┌──

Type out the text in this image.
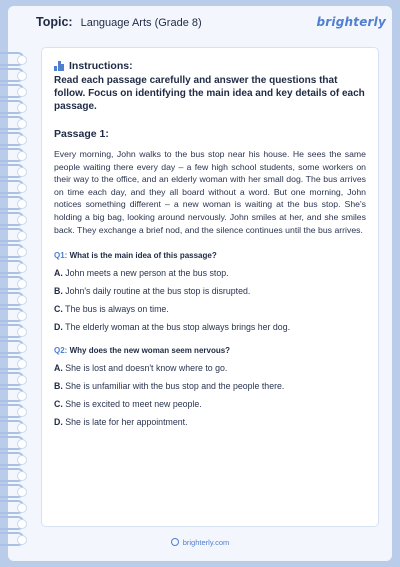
Topic: Language Arts (Grade 8)	brighterly
Instructions:
Read each passage carefully and answer the questions that follow. Focus on identifying the main idea and key details of each passage.
Passage 1:
Every morning, John walks to the bus stop near his house. He sees the same people waiting there every day – a few high school students, some workers on their way to the office, and an elderly woman with her small dog. The bus arrives on time each day, and they all board without a word. But one morning, John notices something different – a new woman is waiting at the bus stop. She's holding a big bag, looking around nervously. John smiles at her, and she smiles back. They exchange a brief nod, and the silence continues until the bus arrives.
Q1: What is the main idea of this passage?
A. John meets a new person at the bus stop.
B. John's daily routine at the bus stop is disrupted.
C. The bus is always on time.
D. The elderly woman at the bus stop always brings her dog.
Q2: Why does the new woman seem nervous?
A. She is lost and doesn't know where to go.
B. She is unfamiliar with the bus stop and the people there.
C. She is excited to meet new people.
D. She is late for her appointment.
brighterly.com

└──

Goal of the exercise ▸
Search the entries for the word "this", then gather every line that has it.

Final result ▸
Type out the text in this image.
Q1: What is the main idea of this passage?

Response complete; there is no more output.